**Problem requirements**
Reproduce all lines of the listing below in which the word "已知的东西" occurs.

**Excerpted records**
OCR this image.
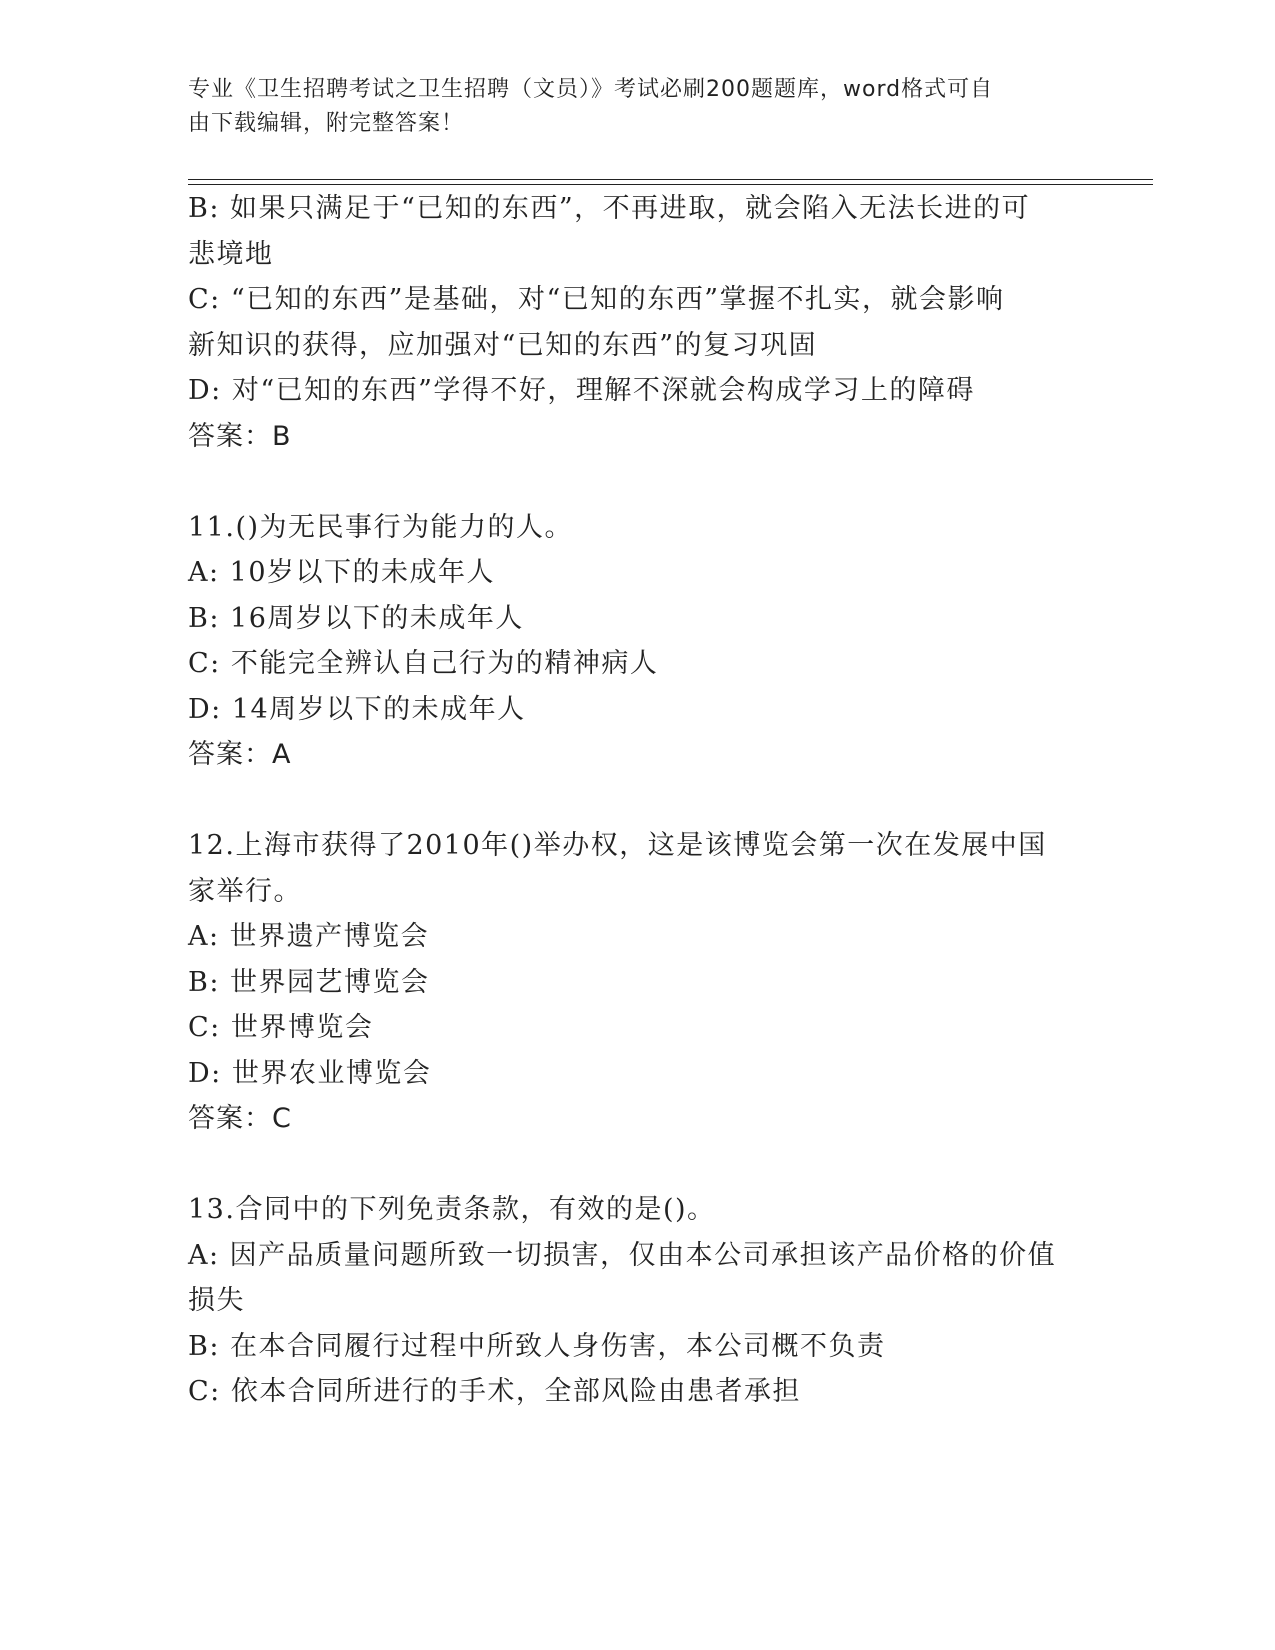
专业《卫生招聘考试之卫生招聘（文员）》考试必刷200题题库，word格式可自
由下载编辑，附完整答案！
B: 如果只满足于“已知的东西”，不再进取，就会陷入无法长进的可
悲境地
C: “已知的东西”是基础，对“已知的东西”掌握不扎实，就会影响
新知识的获得，应加强对“已知的东西”的复习巩固
D: 对“已知的东西”学得不好，理解不深就会构成学习上的障碍
答案：B
11.()为无民事行为能力的人。
A: 10岁以下的未成年人
B: 16周岁以下的未成年人
C: 不能完全辨认自己行为的精神病人
D: 14周岁以下的未成年人
答案：A
12.上海市获得了2010年()举办权，这是该博览会第一次在发展中国
家举行。
A: 世界遗产博览会
B: 世界园艺博览会
C: 世界博览会
D: 世界农业博览会
答案：C
13.合同中的下列免责条款，有效的是()。
A: 因产品质量问题所致一切损害，仅由本公司承担该产品价格的价值
损失
B: 在本合同履行过程中所致人身伤害，本公司概不负责
C: 依本合同所进行的手术，全部风险由患者承担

**Exercise result**
B: 如果只满足于“已知的东西”，不再进取，就会陷入无法长进的可
C: “已知的东西”是基础，对“已知的东西”掌握不扎实，就会影响
新知识的获得，应加强对“已知的东西”的复习巩固
D: 对“已知的东西”学得不好，理解不深就会构成学习上的障碍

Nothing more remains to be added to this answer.